§ Short problem
Your task is to output the entries below word for word.

§ Dataset entries

|---|

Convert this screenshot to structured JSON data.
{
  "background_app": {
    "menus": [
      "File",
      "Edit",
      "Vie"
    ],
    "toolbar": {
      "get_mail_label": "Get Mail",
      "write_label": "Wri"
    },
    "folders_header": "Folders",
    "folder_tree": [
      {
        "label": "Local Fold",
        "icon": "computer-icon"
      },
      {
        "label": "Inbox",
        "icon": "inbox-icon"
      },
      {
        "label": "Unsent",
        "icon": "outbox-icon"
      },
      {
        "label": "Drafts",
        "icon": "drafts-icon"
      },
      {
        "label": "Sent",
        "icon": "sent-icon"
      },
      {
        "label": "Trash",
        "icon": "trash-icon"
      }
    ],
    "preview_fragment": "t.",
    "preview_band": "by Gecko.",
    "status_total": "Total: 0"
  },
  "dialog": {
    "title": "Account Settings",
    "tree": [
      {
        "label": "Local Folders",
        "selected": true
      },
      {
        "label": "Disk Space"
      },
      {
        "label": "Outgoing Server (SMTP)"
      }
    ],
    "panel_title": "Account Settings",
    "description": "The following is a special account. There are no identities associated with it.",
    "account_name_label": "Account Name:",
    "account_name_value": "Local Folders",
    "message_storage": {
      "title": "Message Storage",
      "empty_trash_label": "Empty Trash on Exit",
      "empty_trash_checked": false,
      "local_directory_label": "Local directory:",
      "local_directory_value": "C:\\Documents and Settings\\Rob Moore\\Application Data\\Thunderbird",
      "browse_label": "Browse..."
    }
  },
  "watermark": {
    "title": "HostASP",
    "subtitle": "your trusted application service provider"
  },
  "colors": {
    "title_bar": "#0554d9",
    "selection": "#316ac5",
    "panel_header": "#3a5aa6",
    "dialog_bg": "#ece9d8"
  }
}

|---|

§ Output of the task
Convert this screenshot to structured JSON data.
{
  "background_app": {
    "menus": [
      "File",
      "Edit",
      "Vie"
    ],
    "toolbar": {
      "get_mail_label": "Get Mail",
      "write_label": "Wri"
    },
    "folders_header": "Folders",
    "folder_tree": [
      {
        "label": "Local Fold",
        "icon": "computer-icon"
      },
      {
        "label": "Inbox",
        "icon": "inbox-icon"
      },
      {
        "label": "Unsent",
        "icon": "outbox-icon"
      },
      {
        "label": "Drafts",
        "icon": "drafts-icon"
      },
      {
        "label": "Sent",
        "icon": "sent-icon"
      },
      {
        "label": "Trash",
        "icon": "trash-icon"
      }
    ],
    "preview_fragment": "t.",
    "preview_band": "by Gecko.",
    "status_total": "Total: 0"
  },
  "dialog": {
    "title": "Account Settings",
    "tree": [
      {
        "label": "Local Folders",
        "selected": true
      },
      {
        "label": "Disk Space"
      },
      {
        "label": "Outgoing Server (SMTP)"
      }
    ],
    "panel_title": "Account Settings",
    "description": "The following is a special account. There are no identities associated with it.",
    "account_name_label": "Account Name:",
    "account_name_value": "Local Folders",
    "message_storage": {
      "title": "Message Storage",
      "empty_trash_label": "Empty Trash on Exit",
      "empty_trash_checked": false,
      "local_directory_label": "Local directory:",
      "local_directory_value": "C:\\Documents and Settings\\Rob Moore\\Application Data\\Thunderbird",
      "browse_label": "Browse..."
    }
  },
  "watermark": {
    "title": "HostASP",
    "subtitle": "your trusted application service provider"
  },
  "colors": {
    "title_bar": "#0554d9",
    "selection": "#316ac5",
    "panel_header": "#3a5aa6",
    "dialog_bg": "#ece9d8"
  }
}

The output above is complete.